Exercise goal
Please copy the data word for word, starting with its first line and going on through the line that contains "cell-periodo: Q1-21 (525, 392, 589, 419)", with both of those lines included.

Material provided
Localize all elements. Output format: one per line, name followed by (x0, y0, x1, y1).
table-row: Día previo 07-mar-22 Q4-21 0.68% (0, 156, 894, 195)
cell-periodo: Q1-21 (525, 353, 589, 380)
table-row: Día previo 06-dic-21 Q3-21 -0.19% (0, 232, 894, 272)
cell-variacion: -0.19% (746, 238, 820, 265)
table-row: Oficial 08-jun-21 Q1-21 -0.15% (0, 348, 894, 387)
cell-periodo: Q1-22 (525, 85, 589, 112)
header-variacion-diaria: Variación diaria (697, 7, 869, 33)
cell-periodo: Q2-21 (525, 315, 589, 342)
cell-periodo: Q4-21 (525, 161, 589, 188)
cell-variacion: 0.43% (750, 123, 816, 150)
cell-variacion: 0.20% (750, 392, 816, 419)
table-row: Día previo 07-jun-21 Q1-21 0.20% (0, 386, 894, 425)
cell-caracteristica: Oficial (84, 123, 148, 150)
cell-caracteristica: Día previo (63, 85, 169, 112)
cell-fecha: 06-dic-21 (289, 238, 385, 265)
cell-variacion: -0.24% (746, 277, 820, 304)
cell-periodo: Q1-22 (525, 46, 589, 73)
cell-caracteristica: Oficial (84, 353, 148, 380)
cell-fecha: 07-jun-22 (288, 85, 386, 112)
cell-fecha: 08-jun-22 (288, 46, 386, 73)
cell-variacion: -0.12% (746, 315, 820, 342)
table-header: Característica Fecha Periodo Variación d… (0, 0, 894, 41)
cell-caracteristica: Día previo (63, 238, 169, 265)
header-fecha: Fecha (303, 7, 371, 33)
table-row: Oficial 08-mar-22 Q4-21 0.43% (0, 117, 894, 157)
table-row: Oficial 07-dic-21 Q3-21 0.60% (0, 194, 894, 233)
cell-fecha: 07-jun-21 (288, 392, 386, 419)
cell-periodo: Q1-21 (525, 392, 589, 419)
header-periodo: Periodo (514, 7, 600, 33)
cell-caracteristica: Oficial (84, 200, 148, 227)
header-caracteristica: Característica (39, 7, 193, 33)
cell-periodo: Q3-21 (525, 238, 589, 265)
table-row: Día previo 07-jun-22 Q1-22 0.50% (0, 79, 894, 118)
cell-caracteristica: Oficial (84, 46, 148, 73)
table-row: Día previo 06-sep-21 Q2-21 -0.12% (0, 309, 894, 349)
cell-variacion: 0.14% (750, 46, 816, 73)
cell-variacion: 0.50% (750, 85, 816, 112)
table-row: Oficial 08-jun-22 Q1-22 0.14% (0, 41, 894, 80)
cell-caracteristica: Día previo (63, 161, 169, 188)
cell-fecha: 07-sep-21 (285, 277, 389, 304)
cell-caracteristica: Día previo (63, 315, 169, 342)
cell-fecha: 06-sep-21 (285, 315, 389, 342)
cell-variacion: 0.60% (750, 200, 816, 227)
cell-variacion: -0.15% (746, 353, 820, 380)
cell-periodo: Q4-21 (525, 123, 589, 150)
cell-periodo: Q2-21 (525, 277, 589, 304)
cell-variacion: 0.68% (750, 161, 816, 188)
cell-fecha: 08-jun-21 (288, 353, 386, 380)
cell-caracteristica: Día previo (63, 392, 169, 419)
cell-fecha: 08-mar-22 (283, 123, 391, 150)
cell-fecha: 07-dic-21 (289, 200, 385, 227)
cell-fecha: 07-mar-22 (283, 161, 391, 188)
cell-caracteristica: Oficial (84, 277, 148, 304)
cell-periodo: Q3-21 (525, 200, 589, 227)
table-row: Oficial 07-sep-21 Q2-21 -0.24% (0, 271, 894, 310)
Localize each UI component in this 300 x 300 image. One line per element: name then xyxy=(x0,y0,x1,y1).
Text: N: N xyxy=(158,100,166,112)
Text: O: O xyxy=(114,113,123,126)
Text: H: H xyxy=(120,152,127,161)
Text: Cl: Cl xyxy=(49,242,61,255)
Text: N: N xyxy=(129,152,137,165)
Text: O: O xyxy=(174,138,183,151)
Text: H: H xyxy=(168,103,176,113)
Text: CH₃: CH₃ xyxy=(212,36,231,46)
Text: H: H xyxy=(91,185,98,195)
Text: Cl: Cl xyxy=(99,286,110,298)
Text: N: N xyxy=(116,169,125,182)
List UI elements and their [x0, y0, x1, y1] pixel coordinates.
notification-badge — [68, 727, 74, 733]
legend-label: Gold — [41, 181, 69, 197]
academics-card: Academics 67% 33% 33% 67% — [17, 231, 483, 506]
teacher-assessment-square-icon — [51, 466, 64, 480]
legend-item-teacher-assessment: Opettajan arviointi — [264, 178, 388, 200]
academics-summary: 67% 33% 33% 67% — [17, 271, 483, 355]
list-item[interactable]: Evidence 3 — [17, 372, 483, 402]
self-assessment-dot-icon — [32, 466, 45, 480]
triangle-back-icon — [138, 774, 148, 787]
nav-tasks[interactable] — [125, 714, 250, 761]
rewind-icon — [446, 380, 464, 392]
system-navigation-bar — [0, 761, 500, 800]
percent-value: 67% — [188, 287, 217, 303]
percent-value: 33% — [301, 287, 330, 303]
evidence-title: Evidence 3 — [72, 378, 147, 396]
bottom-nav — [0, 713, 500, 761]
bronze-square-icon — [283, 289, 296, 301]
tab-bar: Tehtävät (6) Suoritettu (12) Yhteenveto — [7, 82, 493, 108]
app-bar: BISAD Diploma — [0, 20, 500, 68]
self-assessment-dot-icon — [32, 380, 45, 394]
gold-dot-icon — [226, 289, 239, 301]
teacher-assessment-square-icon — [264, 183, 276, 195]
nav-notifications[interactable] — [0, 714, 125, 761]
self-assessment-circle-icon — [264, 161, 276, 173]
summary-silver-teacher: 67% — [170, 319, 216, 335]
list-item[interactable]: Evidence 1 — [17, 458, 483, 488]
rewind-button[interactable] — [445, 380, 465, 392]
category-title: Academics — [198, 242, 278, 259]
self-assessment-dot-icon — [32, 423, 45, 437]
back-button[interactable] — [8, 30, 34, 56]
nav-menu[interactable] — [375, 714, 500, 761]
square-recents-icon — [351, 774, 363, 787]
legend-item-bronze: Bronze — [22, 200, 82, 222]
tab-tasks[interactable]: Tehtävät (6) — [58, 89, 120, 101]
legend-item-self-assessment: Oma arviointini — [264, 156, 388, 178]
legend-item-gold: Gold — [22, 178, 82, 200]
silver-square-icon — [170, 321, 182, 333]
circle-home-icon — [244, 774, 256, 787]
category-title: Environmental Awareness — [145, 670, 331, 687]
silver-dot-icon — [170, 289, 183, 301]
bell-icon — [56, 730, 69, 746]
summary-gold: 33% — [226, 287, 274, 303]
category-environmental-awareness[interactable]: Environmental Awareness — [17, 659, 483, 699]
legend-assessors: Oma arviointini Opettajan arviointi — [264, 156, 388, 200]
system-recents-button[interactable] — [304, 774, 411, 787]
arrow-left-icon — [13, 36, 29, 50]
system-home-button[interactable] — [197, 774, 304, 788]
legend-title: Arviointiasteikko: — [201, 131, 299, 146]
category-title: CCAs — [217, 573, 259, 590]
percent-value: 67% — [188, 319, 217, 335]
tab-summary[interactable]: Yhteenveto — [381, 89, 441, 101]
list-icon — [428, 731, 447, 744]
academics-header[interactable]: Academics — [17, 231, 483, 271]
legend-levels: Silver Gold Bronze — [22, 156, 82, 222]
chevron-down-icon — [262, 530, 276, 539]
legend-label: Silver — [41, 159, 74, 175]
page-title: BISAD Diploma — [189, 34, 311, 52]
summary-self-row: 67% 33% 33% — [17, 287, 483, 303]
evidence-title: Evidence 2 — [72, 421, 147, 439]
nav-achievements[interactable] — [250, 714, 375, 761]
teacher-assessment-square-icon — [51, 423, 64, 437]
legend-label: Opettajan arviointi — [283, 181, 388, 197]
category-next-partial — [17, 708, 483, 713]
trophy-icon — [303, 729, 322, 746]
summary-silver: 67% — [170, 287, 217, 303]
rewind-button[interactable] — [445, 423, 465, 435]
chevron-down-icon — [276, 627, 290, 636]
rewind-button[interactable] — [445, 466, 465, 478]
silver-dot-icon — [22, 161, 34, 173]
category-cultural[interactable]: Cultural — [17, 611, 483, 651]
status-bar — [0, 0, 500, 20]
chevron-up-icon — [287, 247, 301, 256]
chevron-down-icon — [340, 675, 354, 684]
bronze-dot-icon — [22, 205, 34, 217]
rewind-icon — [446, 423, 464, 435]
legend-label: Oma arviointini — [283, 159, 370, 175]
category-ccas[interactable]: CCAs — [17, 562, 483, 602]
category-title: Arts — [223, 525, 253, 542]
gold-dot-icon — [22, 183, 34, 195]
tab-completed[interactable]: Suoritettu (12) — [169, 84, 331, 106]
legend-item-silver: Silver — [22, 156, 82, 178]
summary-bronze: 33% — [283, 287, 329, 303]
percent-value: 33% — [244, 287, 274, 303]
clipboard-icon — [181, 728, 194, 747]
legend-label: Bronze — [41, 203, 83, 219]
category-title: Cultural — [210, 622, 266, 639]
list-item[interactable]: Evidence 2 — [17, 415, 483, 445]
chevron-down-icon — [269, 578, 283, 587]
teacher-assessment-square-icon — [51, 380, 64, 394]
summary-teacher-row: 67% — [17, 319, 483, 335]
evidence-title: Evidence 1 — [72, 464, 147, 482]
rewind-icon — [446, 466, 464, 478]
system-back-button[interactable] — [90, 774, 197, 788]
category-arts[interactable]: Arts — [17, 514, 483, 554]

Full solution
Localize all elements. Output format: one per line, name followed by (x0, y0, x1, y1).
table-row: Día previo 07-mar-22 Q4-21 0.68% (0, 156, 894, 195)
cell-periodo: Q1-21 (525, 353, 589, 380)
table-row: Día previo 06-dic-21 Q3-21 -0.19% (0, 232, 894, 272)
cell-variacion: -0.19% (746, 238, 820, 265)
table-row: Oficial 08-jun-21 Q1-21 -0.15% (0, 348, 894, 387)
cell-periodo: Q1-22 (525, 85, 589, 112)
header-variacion-diaria: Variación diaria (697, 7, 869, 33)
cell-periodo: Q2-21 (525, 315, 589, 342)
cell-periodo: Q4-21 (525, 161, 589, 188)
cell-variacion: 0.43% (750, 123, 816, 150)
cell-variacion: 0.20% (750, 392, 816, 419)
table-row: Día previo 07-jun-21 Q1-21 0.20% (0, 386, 894, 425)
cell-caracteristica: Oficial (84, 123, 148, 150)
cell-caracteristica: Día previo (63, 85, 169, 112)
cell-fecha: 06-dic-21 (289, 238, 385, 265)
cell-variacion: -0.24% (746, 277, 820, 304)
cell-periodo: Q1-22 (525, 46, 589, 73)
cell-caracteristica: Oficial (84, 353, 148, 380)
cell-fecha: 07-jun-22 (288, 85, 386, 112)
cell-fecha: 08-jun-22 (288, 46, 386, 73)
cell-variacion: -0.12% (746, 315, 820, 342)
table-header: Característica Fecha Periodo Variación d… (0, 0, 894, 41)
cell-caracteristica: Día previo (63, 238, 169, 265)
header-fecha: Fecha (303, 7, 371, 33)
table-row: Oficial 08-mar-22 Q4-21 0.43% (0, 117, 894, 157)
table-row: Oficial 07-dic-21 Q3-21 0.60% (0, 194, 894, 233)
cell-fecha: 07-jun-21 (288, 392, 386, 419)
cell-periodo: Q1-21 (525, 392, 589, 419)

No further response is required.